__Data__.

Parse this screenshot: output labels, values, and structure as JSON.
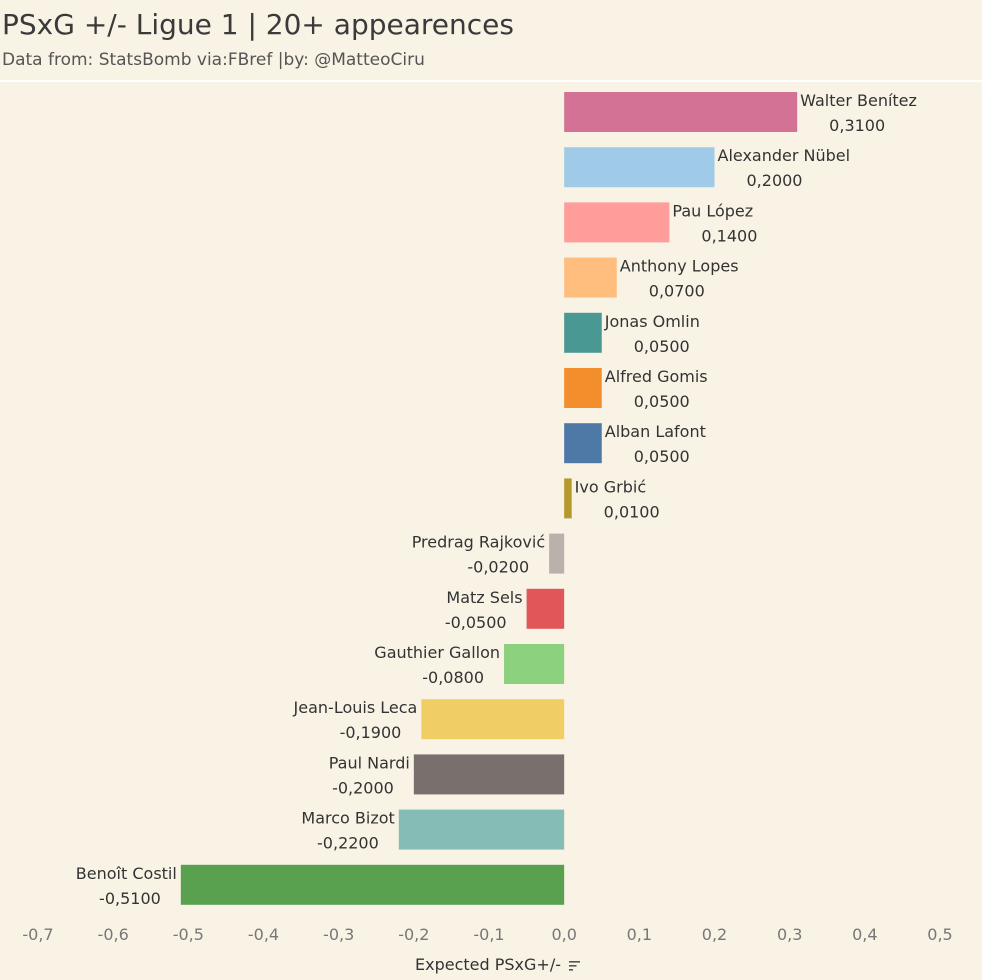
{
  "header": {
    "title": "PSxG +/- Ligue 1 | 20+ appearences",
    "subtitle": "Data from: StatsBomb via:FBref |by: @MatteoCiru"
  },
  "axis": {
    "sort_icon": "sort-descending-icon"
  },
  "chart_data": {
    "type": "bar",
    "orientation": "horizontal",
    "title": "PSxG +/- Ligue 1 | 20+ appearences",
    "subtitle": "Data from: StatsBomb via:FBref |by: @MatteoCiru",
    "xlabel": "Expected PSxG+/-",
    "ylabel": "",
    "xlim": [
      -0.7,
      0.5
    ],
    "xticks": [
      -0.7,
      -0.6,
      -0.5,
      -0.4,
      -0.3,
      -0.2,
      -0.1,
      0.0,
      0.1,
      0.2,
      0.3,
      0.4,
      0.5
    ],
    "xtick_labels": [
      "-0,7",
      "-0,6",
      "-0,5",
      "-0,4",
      "-0,3",
      "-0,2",
      "-0,1",
      "0,0",
      "0,1",
      "0,2",
      "0,3",
      "0,4",
      "0,5"
    ],
    "grid": false,
    "categories": [
      "Walter Benítez",
      "Alexander Nübel",
      "Pau López",
      "Anthony Lopes",
      "Jonas Omlin",
      "Alfred Gomis",
      "Alban Lafont",
      "Ivo Grbić",
      "Predrag Rajković",
      "Matz Sels",
      "Gauthier Gallon",
      "Jean-Louis Leca",
      "Paul Nardi",
      "Marco Bizot",
      "Benoît Costil"
    ],
    "values": [
      0.31,
      0.2,
      0.14,
      0.07,
      0.05,
      0.05,
      0.05,
      0.01,
      -0.02,
      -0.05,
      -0.08,
      -0.19,
      -0.2,
      -0.22,
      -0.51
    ],
    "value_labels": [
      "0,3100",
      "0,2000",
      "0,1400",
      "0,0700",
      "0,0500",
      "0,0500",
      "0,0500",
      "0,0100",
      "-0,0200",
      "-0,0500",
      "-0,0800",
      "-0,1900",
      "-0,2000",
      "-0,2200",
      "-0,5100"
    ],
    "colors": [
      "#d47295",
      "#a0cbe8",
      "#ff9d9a",
      "#ffbe7d",
      "#499894",
      "#f28e2b",
      "#4e79a7",
      "#b6992d",
      "#bab0ac",
      "#e15759",
      "#8cd17d",
      "#f1ce63",
      "#79706e",
      "#86bcb6",
      "#59a14f"
    ]
  }
}
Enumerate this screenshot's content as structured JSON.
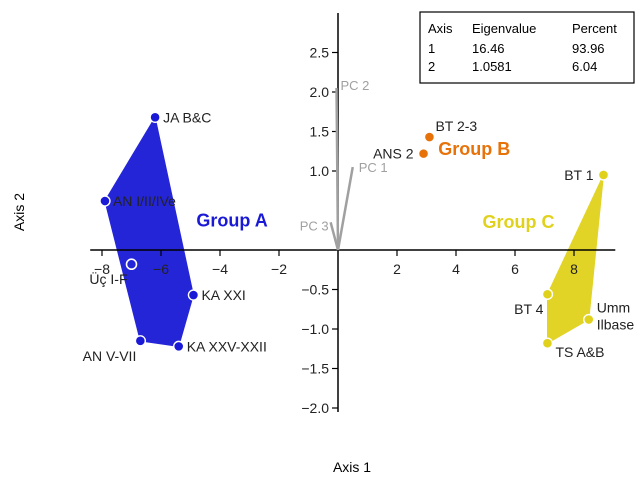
{
  "chart_data": {
    "type": "scatter",
    "xlabel": "Axis 1",
    "ylabel": "Axis 2",
    "xlim": [
      -8.4,
      9.4
    ],
    "ylim": [
      -2.05,
      3.0
    ],
    "x_ticks": [
      -8,
      -6,
      -4,
      -2,
      2,
      4,
      6,
      8
    ],
    "y_ticks": [
      -2.0,
      -1.5,
      -1.0,
      -0.5,
      1.0,
      1.5,
      2.0,
      2.5
    ],
    "grid": false,
    "groups": [
      {
        "name": "Group A",
        "color": "#1a1ad6",
        "label_at": [
          -4.8,
          0.3
        ],
        "hull": [
          "JA B&C",
          "AN I/II/IVe",
          "AN V-VII",
          "KA XXV-XXII",
          "KA XXI"
        ],
        "points": [
          {
            "label": "JA B&C",
            "x": -6.2,
            "y": 1.68,
            "label_pos": "right"
          },
          {
            "label": "AN I/II/IVe",
            "x": -7.9,
            "y": 0.62,
            "label_pos": "right"
          },
          {
            "label": "Üç I-F",
            "x": -7.0,
            "y": -0.18,
            "label_pos": "left-below",
            "hollow": true
          },
          {
            "label": "KA XXI",
            "x": -4.9,
            "y": -0.57,
            "label_pos": "right"
          },
          {
            "label": "KA XXV-XXII",
            "x": -5.4,
            "y": -1.22,
            "label_pos": "right"
          },
          {
            "label": "AN V-VII",
            "x": -6.7,
            "y": -1.15,
            "label_pos": "left-below"
          }
        ]
      },
      {
        "name": "Group B",
        "color": "#e8720a",
        "label_at": [
          3.4,
          1.2
        ],
        "hull": [],
        "points": [
          {
            "label": "BT 2-3",
            "x": 3.1,
            "y": 1.43,
            "label_pos": "right-above"
          },
          {
            "label": "ANS 2",
            "x": 2.9,
            "y": 1.22,
            "label_pos": "left"
          }
        ]
      },
      {
        "name": "Group C",
        "color": "#e0d21c",
        "label_at": [
          4.9,
          0.28
        ],
        "hull": [
          "BT 1",
          "Umm Ilbase",
          "TS A&B",
          "BT 4"
        ],
        "points": [
          {
            "label": "BT 1",
            "x": 9.0,
            "y": 0.95,
            "label_pos": "left"
          },
          {
            "label": "BT 4",
            "x": 7.1,
            "y": -0.56,
            "label_pos": "left-below"
          },
          {
            "label": "Umm Ilbase",
            "x": 8.5,
            "y": -0.88,
            "label_pos": "right-wrap"
          },
          {
            "label": "TS A&B",
            "x": 7.1,
            "y": -1.18,
            "label_pos": "right-below"
          }
        ]
      }
    ],
    "vectors": [
      {
        "label": "PC 2",
        "x": -0.05,
        "y": 2.05,
        "label_pos": "right-above"
      },
      {
        "label": "PC 1",
        "x": 0.5,
        "y": 1.05,
        "label_pos": "right"
      },
      {
        "label": "PC 3",
        "x": -0.25,
        "y": 0.35,
        "label_pos": "left-below"
      }
    ],
    "vector_color": "#a0a0a0",
    "legend_table": {
      "headers": [
        "Axis",
        "Eigenvalue",
        "Percent"
      ],
      "rows": [
        [
          "1",
          "16.46",
          "93.96"
        ],
        [
          "2",
          "1.0581",
          "6.04"
        ]
      ],
      "placement": "top-right"
    }
  }
}
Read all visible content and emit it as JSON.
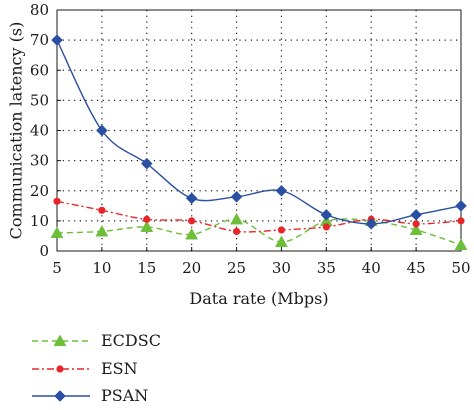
{
  "chart_data": {
    "type": "line",
    "xlabel": "Data rate (Mbps)",
    "ylabel": "Communication latency (s)",
    "x": [
      5,
      10,
      15,
      20,
      25,
      30,
      35,
      40,
      45,
      50
    ],
    "xlim": [
      5,
      50
    ],
    "ylim": [
      0,
      80
    ],
    "xticks": [
      "5",
      "10",
      "15",
      "20",
      "25",
      "30",
      "35",
      "40",
      "45",
      "50"
    ],
    "yticks": [
      "0",
      "10",
      "20",
      "30",
      "40",
      "50",
      "60",
      "70",
      "80"
    ],
    "grid": true,
    "legend_position": "below",
    "series": [
      {
        "name": "ECDSC",
        "values": [
          6,
          6.5,
          8,
          5.5,
          10.5,
          3,
          10,
          10,
          7,
          2
        ],
        "color": "#6dbf3a",
        "line_style": "dashed",
        "marker": "triangle"
      },
      {
        "name": "ESN",
        "values": [
          16.5,
          13.5,
          10.5,
          10,
          6.5,
          7,
          8,
          10.5,
          9,
          10
        ],
        "color": "#e8262a",
        "line_style": "dashdot",
        "marker": "circle"
      },
      {
        "name": "PSAN",
        "values": [
          70,
          40,
          29,
          17.5,
          18,
          20,
          12,
          9,
          12,
          15
        ],
        "color": "#2a4fa3",
        "line_style": "solid",
        "marker": "diamond"
      }
    ]
  }
}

__Given instruction__.
Ignore the images and quote every line of the listing exactly.

__Task response__.
Parse this screenshot: output labels, values, and structure as JSON.
{
  "header": {
    "title": "PSxG +/- Ligue 1 | 20+ appearences",
    "subtitle": "Data from: StatsBomb via:FBref |by: @MatteoCiru"
  },
  "axis": {
    "sort_icon": "sort-descending-icon"
  },
  "chart_data": {
    "type": "bar",
    "orientation": "horizontal",
    "title": "PSxG +/- Ligue 1 | 20+ appearences",
    "subtitle": "Data from: StatsBomb via:FBref |by: @MatteoCiru",
    "xlabel": "Expected PSxG+/-",
    "ylabel": "",
    "xlim": [
      -0.7,
      0.5
    ],
    "xticks": [
      -0.7,
      -0.6,
      -0.5,
      -0.4,
      -0.3,
      -0.2,
      -0.1,
      0.0,
      0.1,
      0.2,
      0.3,
      0.4,
      0.5
    ],
    "xtick_labels": [
      "-0,7",
      "-0,6",
      "-0,5",
      "-0,4",
      "-0,3",
      "-0,2",
      "-0,1",
      "0,0",
      "0,1",
      "0,2",
      "0,3",
      "0,4",
      "0,5"
    ],
    "grid": false,
    "categories": [
      "Walter Benítez",
      "Alexander Nübel",
      "Pau López",
      "Anthony Lopes",
      "Jonas Omlin",
      "Alfred Gomis",
      "Alban Lafont",
      "Ivo Grbić",
      "Predrag Rajković",
      "Matz Sels",
      "Gauthier Gallon",
      "Jean-Louis Leca",
      "Paul Nardi",
      "Marco Bizot",
      "Benoît Costil"
    ],
    "values": [
      0.31,
      0.2,
      0.14,
      0.07,
      0.05,
      0.05,
      0.05,
      0.01,
      -0.02,
      -0.05,
      -0.08,
      -0.19,
      -0.2,
      -0.22,
      -0.51
    ],
    "value_labels": [
      "0,3100",
      "0,2000",
      "0,1400",
      "0,0700",
      "0,0500",
      "0,0500",
      "0,0500",
      "0,0100",
      "-0,0200",
      "-0,0500",
      "-0,0800",
      "-0,1900",
      "-0,2000",
      "-0,2200",
      "-0,5100"
    ],
    "colors": [
      "#d47295",
      "#a0cbe8",
      "#ff9d9a",
      "#ffbe7d",
      "#499894",
      "#f28e2b",
      "#4e79a7",
      "#b6992d",
      "#bab0ac",
      "#e15759",
      "#8cd17d",
      "#f1ce63",
      "#79706e",
      "#86bcb6",
      "#59a14f"
    ]
  }
}
Enumerate this screenshot's content as structured JSON.
{
  "chart_data": {
    "type": "scatter",
    "xlabel": "Axis 1",
    "ylabel": "Axis 2",
    "xlim": [
      -8.4,
      9.4
    ],
    "ylim": [
      -2.05,
      3.0
    ],
    "x_ticks": [
      -8,
      -6,
      -4,
      -2,
      2,
      4,
      6,
      8
    ],
    "y_ticks": [
      -2.0,
      -1.5,
      -1.0,
      -0.5,
      1.0,
      1.5,
      2.0,
      2.5
    ],
    "grid": false,
    "groups": [
      {
        "name": "Group A",
        "color": "#1a1ad6",
        "label_at": [
          -4.8,
          0.3
        ],
        "hull": [
          "JA B&C",
          "AN I/II/IVe",
          "AN V-VII",
          "KA XXV-XXII",
          "KA XXI"
        ],
        "points": [
          {
            "label": "JA B&C",
            "x": -6.2,
            "y": 1.68,
            "label_pos": "right"
          },
          {
            "label": "AN I/II/IVe",
            "x": -7.9,
            "y": 0.62,
            "label_pos": "right"
          },
          {
            "label": "Üç I-F",
            "x": -7.0,
            "y": -0.18,
            "label_pos": "left-below",
            "hollow": true
          },
          {
            "label": "KA XXI",
            "x": -4.9,
            "y": -0.57,
            "label_pos": "right"
          },
          {
            "label": "KA XXV-XXII",
            "x": -5.4,
            "y": -1.22,
            "label_pos": "right"
          },
          {
            "label": "AN V-VII",
            "x": -6.7,
            "y": -1.15,
            "label_pos": "left-below"
          }
        ]
      },
      {
        "name": "Group B",
        "color": "#e8720a",
        "label_at": [
          3.4,
          1.2
        ],
        "hull": [],
        "points": [
          {
            "label": "BT 2-3",
            "x": 3.1,
            "y": 1.43,
            "label_pos": "right-above"
          },
          {
            "label": "ANS 2",
            "x": 2.9,
            "y": 1.22,
            "label_pos": "left"
          }
        ]
      },
      {
        "name": "Group C",
        "color": "#e0d21c",
        "label_at": [
          4.9,
          0.28
        ],
        "hull": [
          "BT 1",
          "Umm Ilbase",
          "TS A&B",
          "BT 4"
        ],
        "points": [
          {
            "label": "BT 1",
            "x": 9.0,
            "y": 0.95,
            "label_pos": "left"
          },
          {
            "label": "BT 4",
            "x": 7.1,
            "y": -0.56,
            "label_pos": "left-below"
          },
          {
            "label": "Umm Ilbase",
            "x": 8.5,
            "y": -0.88,
            "label_pos": "right-wrap"
          },
          {
            "label": "TS A&B",
            "x": 7.1,
            "y": -1.18,
            "label_pos": "right-below"
          }
        ]
      }
    ],
    "vectors": [
      {
        "label": "PC 2",
        "x": -0.05,
        "y": 2.05,
        "label_pos": "right-above"
      },
      {
        "label": "PC 1",
        "x": 0.5,
        "y": 1.05,
        "label_pos": "right"
      },
      {
        "label": "PC 3",
        "x": -0.25,
        "y": 0.35,
        "label_pos": "left-below"
      }
    ],
    "vector_color": "#a0a0a0",
    "legend_table": {
      "headers": [
        "Axis",
        "Eigenvalue",
        "Percent"
      ],
      "rows": [
        [
          "1",
          "16.46",
          "93.96"
        ],
        [
          "2",
          "1.0581",
          "6.04"
        ]
      ],
      "placement": "top-right"
    }
  }
}
Read all visible content and emit it as JSON.
{
  "chart_data": {
    "type": "line",
    "xlabel": "Data rate (Mbps)",
    "ylabel": "Communication latency (s)",
    "x": [
      5,
      10,
      15,
      20,
      25,
      30,
      35,
      40,
      45,
      50
    ],
    "xlim": [
      5,
      50
    ],
    "ylim": [
      0,
      80
    ],
    "xticks": [
      "5",
      "10",
      "15",
      "20",
      "25",
      "30",
      "35",
      "40",
      "45",
      "50"
    ],
    "yticks": [
      "0",
      "10",
      "20",
      "30",
      "40",
      "50",
      "60",
      "70",
      "80"
    ],
    "grid": true,
    "legend_position": "below",
    "series": [
      {
        "name": "ECDSC",
        "values": [
          6,
          6.5,
          8,
          5.5,
          10.5,
          3,
          10,
          10,
          7,
          2
        ],
        "color": "#6dbf3a",
        "line_style": "dashed",
        "marker": "triangle"
      },
      {
        "name": "ESN",
        "values": [
          16.5,
          13.5,
          10.5,
          10,
          6.5,
          7,
          8,
          10.5,
          9,
          10
        ],
        "color": "#e8262a",
        "line_style": "dashdot",
        "marker": "circle"
      },
      {
        "name": "PSAN",
        "values": [
          70,
          40,
          29,
          17.5,
          18,
          20,
          12,
          9,
          12,
          15
        ],
        "color": "#2a4fa3",
        "line_style": "solid",
        "marker": "diamond"
      }
    ]
  }
}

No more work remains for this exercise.